What is required: Quote the listing in full, exactly as given, minus any pictures.

═══ Recorded information ═══

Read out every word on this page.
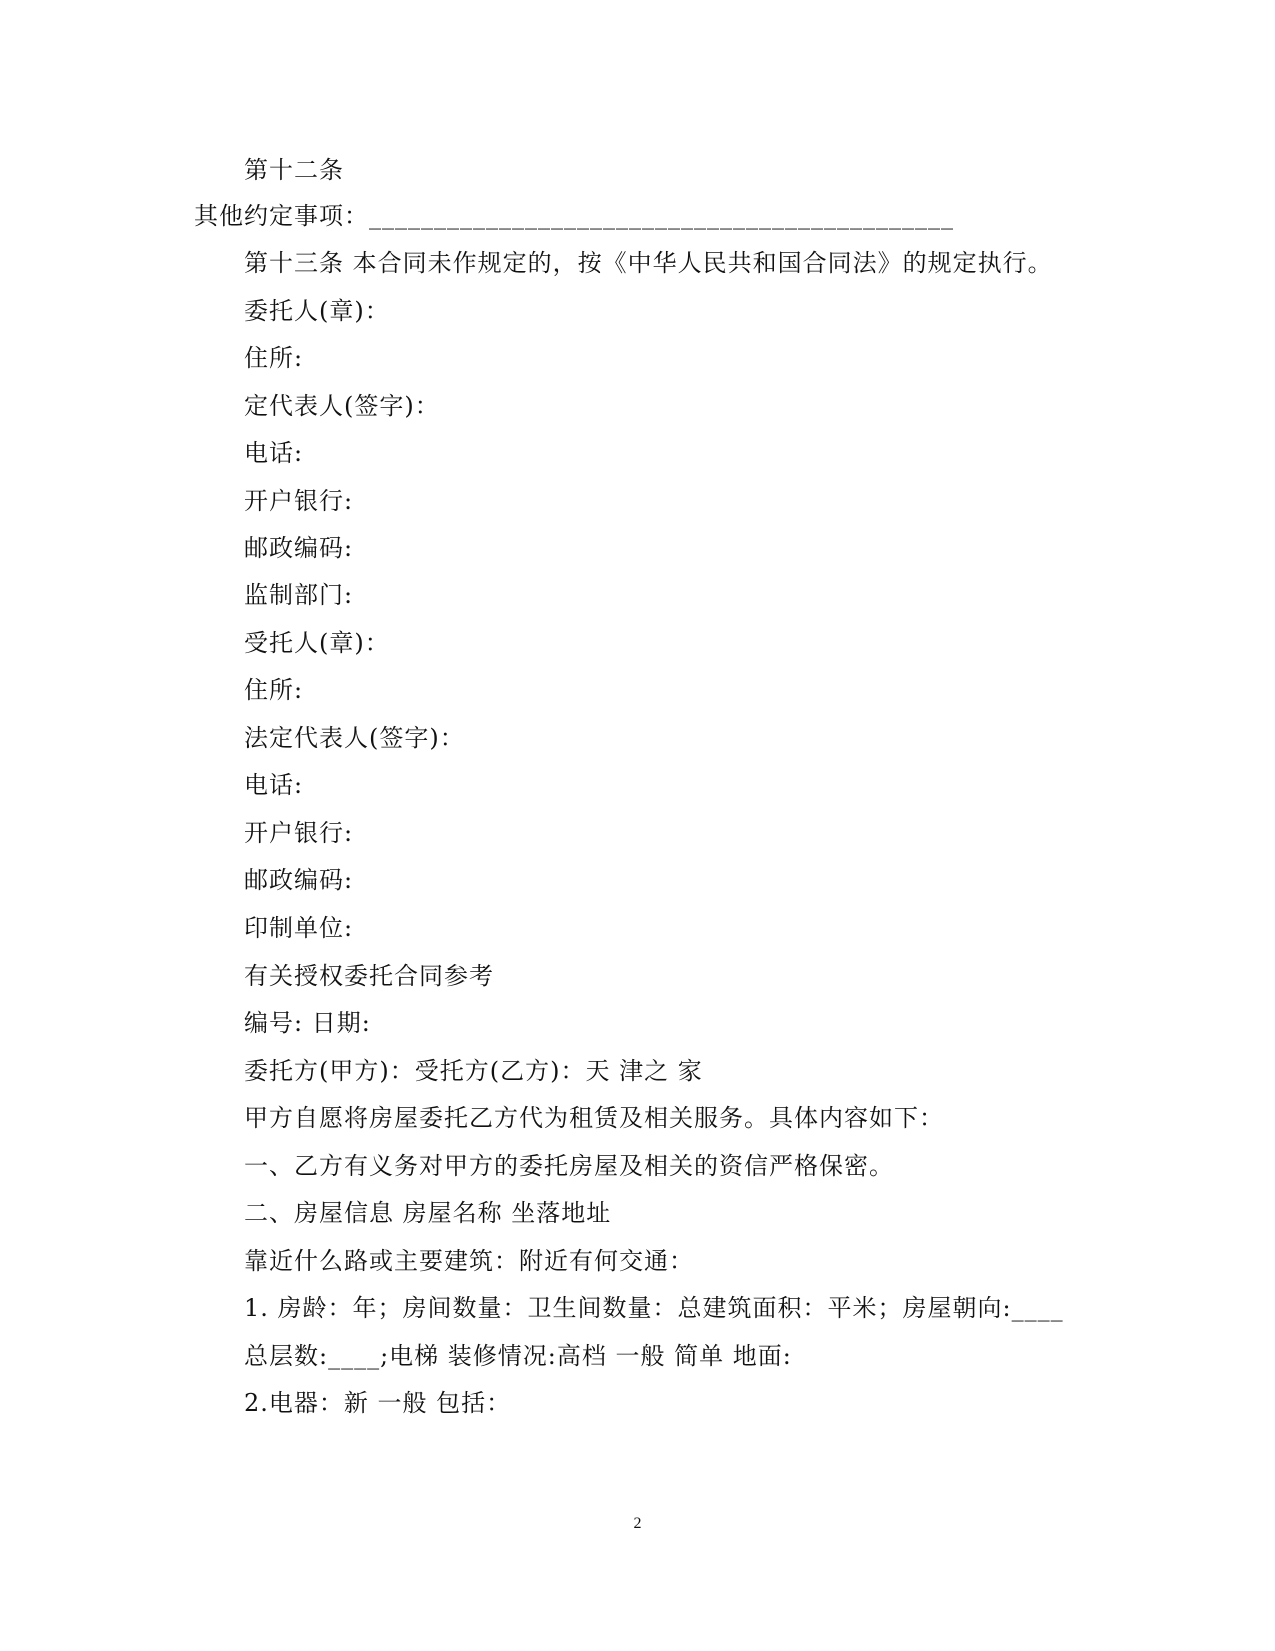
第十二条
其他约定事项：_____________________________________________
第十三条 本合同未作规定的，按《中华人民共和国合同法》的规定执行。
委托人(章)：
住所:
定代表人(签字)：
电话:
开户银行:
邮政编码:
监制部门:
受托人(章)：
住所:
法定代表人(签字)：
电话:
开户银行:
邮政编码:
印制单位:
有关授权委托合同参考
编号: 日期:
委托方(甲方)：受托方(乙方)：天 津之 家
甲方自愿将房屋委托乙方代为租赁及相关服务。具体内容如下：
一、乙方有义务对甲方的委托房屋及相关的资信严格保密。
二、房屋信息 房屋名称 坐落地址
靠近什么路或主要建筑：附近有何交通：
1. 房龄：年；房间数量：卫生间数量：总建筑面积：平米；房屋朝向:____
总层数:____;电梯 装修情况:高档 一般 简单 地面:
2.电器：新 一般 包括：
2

═══

Correct output:
Read out every word on this page.
第十二条
其他约定事项：_____________________________________________
第十三条 本合同未作规定的，按《中华人民共和国合同法》的规定执行。
委托人(章)：
住所:
定代表人(签字)：
电话:
开户银行:
邮政编码:
监制部门:
受托人(章)：
住所:
法定代表人(签字)：
电话:
开户银行:
邮政编码:
印制单位:
有关授权委托合同参考
编号: 日期:
委托方(甲方)：受托方(乙方)：天 津之 家
甲方自愿将房屋委托乙方代为租赁及相关服务。具体内容如下：
一、乙方有义务对甲方的委托房屋及相关的资信严格保密。
二、房屋信息 房屋名称 坐落地址
靠近什么路或主要建筑：附近有何交通：
1. 房龄：年；房间数量：卫生间数量：总建筑面积：平米；房屋朝向:____
总层数:____;电梯 装修情况:高档 一般 简单 地面:
2.电器：新 一般 包括：
2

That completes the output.